[Stored items from a collection]
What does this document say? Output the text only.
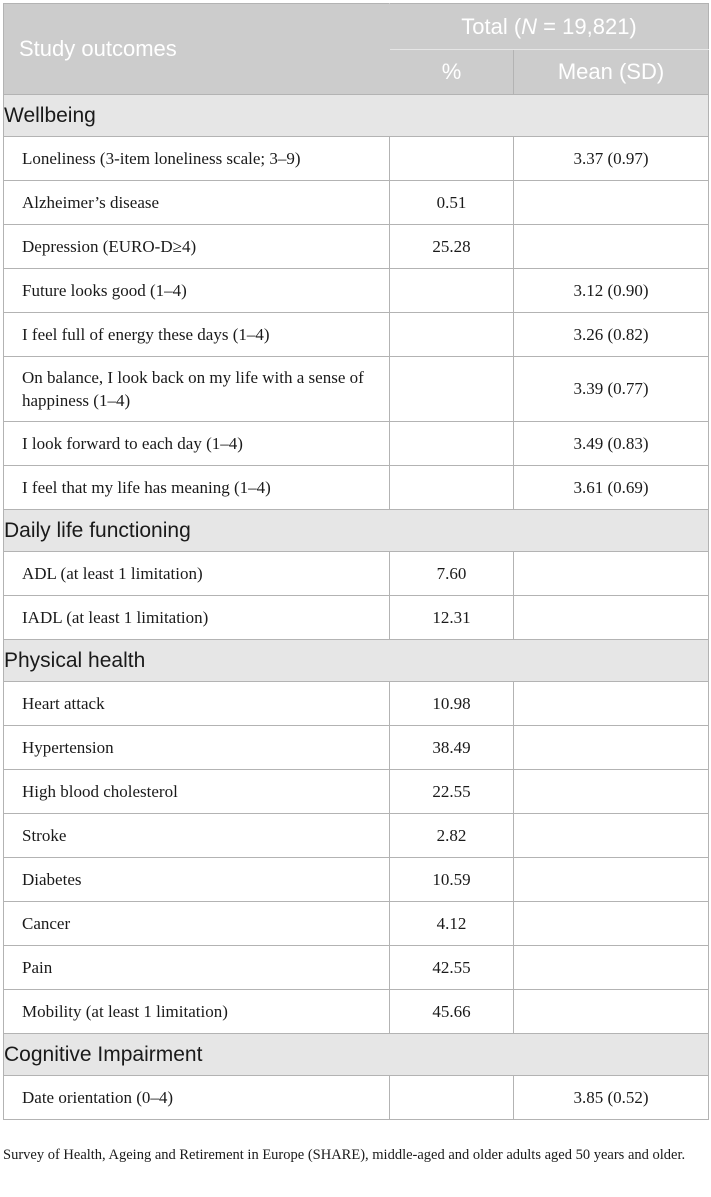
Study outcomes	Total (N = 19,821)	
	%	Mean (SD)
Wellbeing		
Loneliness (3-item loneliness scale; 3–9)		3.37 (0.97)
Alzheimer’s disease	0.51	
Depression (EURO-D≥4)	25.28	
Future looks good (1–4)		3.12 (0.90)
I feel full of energy these days (1–4)		3.26 (0.82)
On balance, I look back on my life with a sense of happiness (1–4)		3.39 (0.77)
I look forward to each day (1–4)		3.49 (0.83)
I feel that my life has meaning (1–4)		3.61 (0.69)
Daily life functioning		
ADL (at least 1 limitation)	7.60	
IADL (at least 1 limitation)	12.31	
Physical health		
Heart attack	10.98	
Hypertension	38.49	
High blood cholesterol	22.55	
Stroke	2.82	
Diabetes	10.59	
Cancer	4.12	
Pain	42.55	
Mobility (at least 1 limitation)	45.66	
Cognitive Impairment		
Date orientation (0–4)		3.85 (0.52)
Survey of Health, Ageing and Retirement in Europe (SHARE), middle-aged and older adults aged 50 years and older.
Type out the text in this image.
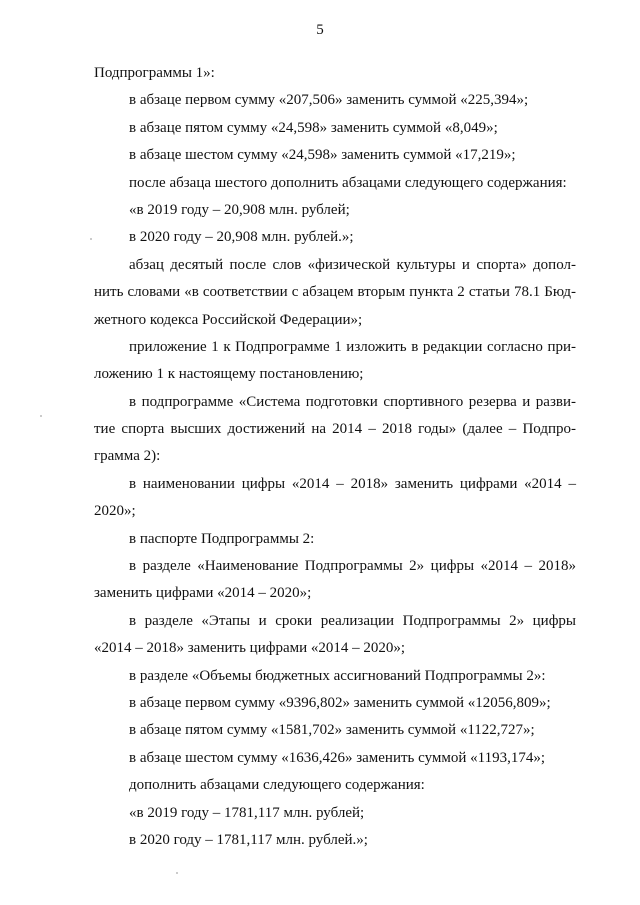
5
Подпрограммы 1»:
в абзаце первом сумму «207,506» заменить суммой «225,394»;
в абзаце пятом сумму «24,598» заменить суммой «8,049»;
в абзаце шестом сумму «24,598» заменить суммой «17,219»;
после абзаца шестого дополнить абзацами следующего содержания:
«в 2019 году – 20,908 млн. рублей;
в 2020 году – 20,908 млн. рублей.»;
абзац десятый после слов «физической культуры и спорта» допол-
нить словами «в соответствии с абзацем вторым пункта 2 статьи 78.1 Бюд-
жетного кодекса Российской Федерации»;
приложение 1 к Подпрограмме 1 изложить в редакции согласно при-
ложению 1 к настоящему постановлению;
в подпрограмме «Система подготовки спортивного резерва и разви-
тие спорта высших достижений на 2014 – 2018 годы» (далее – Подпро-
грамма 2):
в наименовании цифры «2014 – 2018» заменить цифрами «2014 –
2020»;
в паспорте Подпрограммы 2:
в разделе «Наименование Подпрограммы 2» цифры «2014 – 2018»
заменить цифрами «2014 – 2020»;
в разделе «Этапы и сроки реализации Подпрограммы 2» цифры
«2014 – 2018» заменить цифрами «2014 – 2020»;
в разделе «Объемы бюджетных ассигнований Подпрограммы 2»:
в абзаце первом сумму «9396,802» заменить суммой «12056,809»;
в абзаце пятом сумму «1581,702» заменить суммой «1122,727»;
в абзаце шестом сумму «1636,426» заменить суммой «1193,174»;
дополнить абзацами следующего содержания:
«в 2019 году – 1781,117 млн. рублей;
в 2020 году – 1781,117 млн. рублей.»;
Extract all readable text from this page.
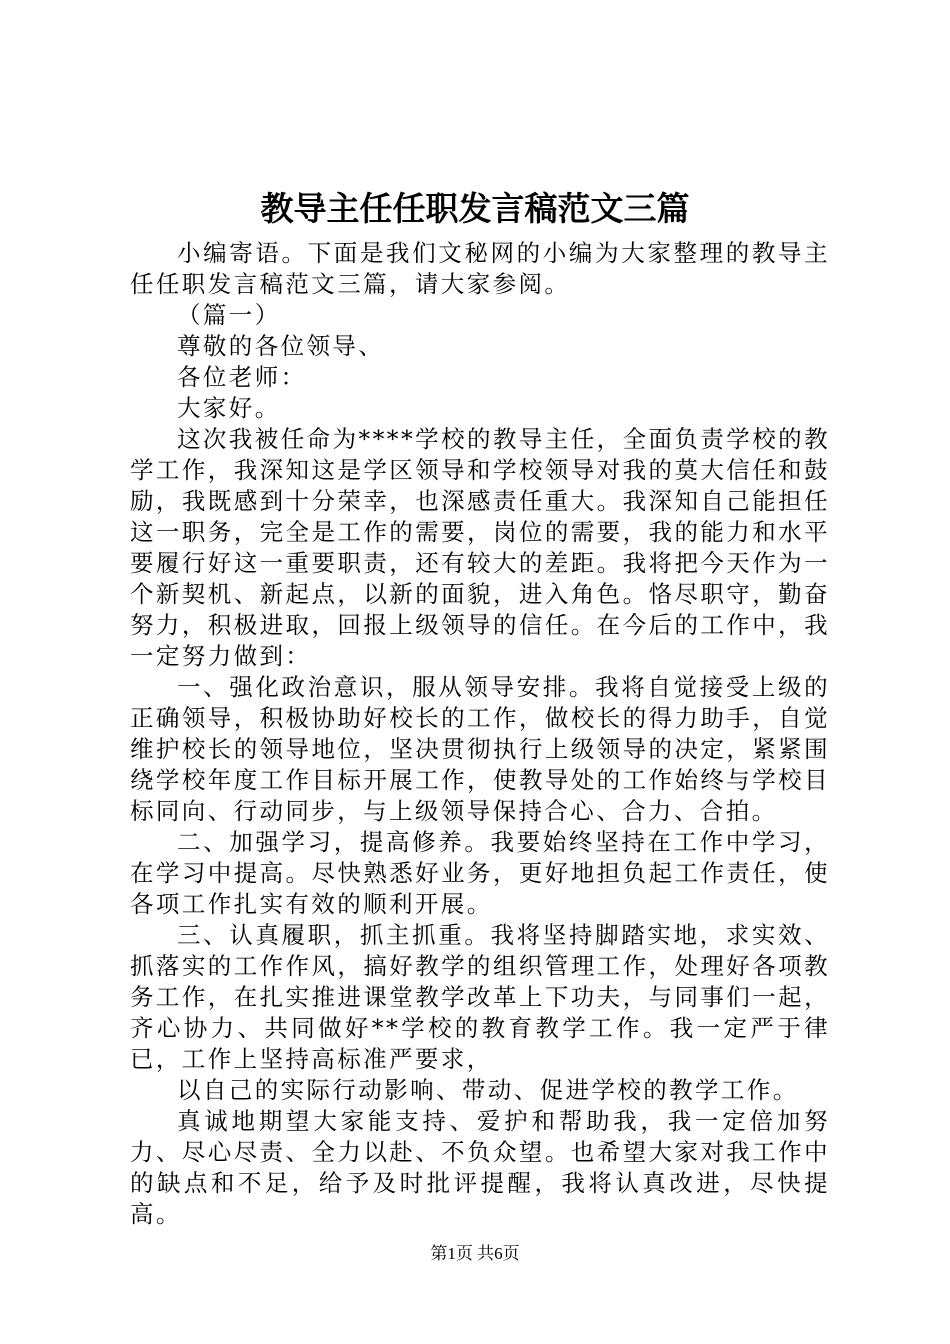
教导主任任职发言稿范文三篇

小编寄语。下面是我们文秘网的小编为大家整理的教导主任任职发言稿范文三篇，请大家参阅。

（篇一）

尊敬的各位领导、

各位老师：

大家好。

这次我被任命为****学校的教导主任，全面负责学校的教学工作，我深知这是学区领导和学校领导对我的莫大信任和鼓励，我既感到十分荣幸，也深感责任重大。我深知自己能担任这一职务，完全是工作的需要，岗位的需要，我的能力和水平要履行好这一重要职责，还有较大的差距。我将把今天作为一个新契机、新起点，以新的面貌，进入角色。恪尽职守，勤奋努力，积极进取，回报上级领导的信任。在今后的工作中，我一定努力做到：

一、强化政治意识，服从领导安排。我将自觉接受上级的正确领导，积极协助好校长的工作，做校长的得力助手，自觉维护校长的领导地位，坚决贯彻执行上级领导的决定，紧紧围绕学校年度工作目标开展工作，使教导处的工作始终与学校目标同向、行动同步，与上级领导保持合心、合力、合拍。

二、加强学习，提高修养。我要始终坚持在工作中学习，在学习中提高。尽快熟悉好业务，更好地担负起工作责任，使各项工作扎实有效的顺利开展。

三、认真履职，抓主抓重。我将坚持脚踏实地，求实效、抓落实的工作作风，搞好教学的组织管理工作，处理好各项教务工作，在扎实推进课堂教学改革上下功夫，与同事们一起，齐心协力、共同做好**学校的教育教学工作。我一定严于律已，工作上坚持高标准严要求，

以自己的实际行动影响、带动、促进学校的教学工作。

真诚地期望大家能支持、爱护和帮助我，我一定倍加努力、尽心尽责、全力以赴、不负众望。也希望大家对我工作中的缺点和不足，给予及时批评提醒，我将认真改进，尽快提高。

第1页 共6页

- _GOAL_: Take every line from the records above that has the word "feel" and copy it.

- _FINISHED EXERCISE_:
I feel full of energy these days (1–4)		3.26 (0.82)
I feel that my life has meaning (1–4)		3.61 (0.69)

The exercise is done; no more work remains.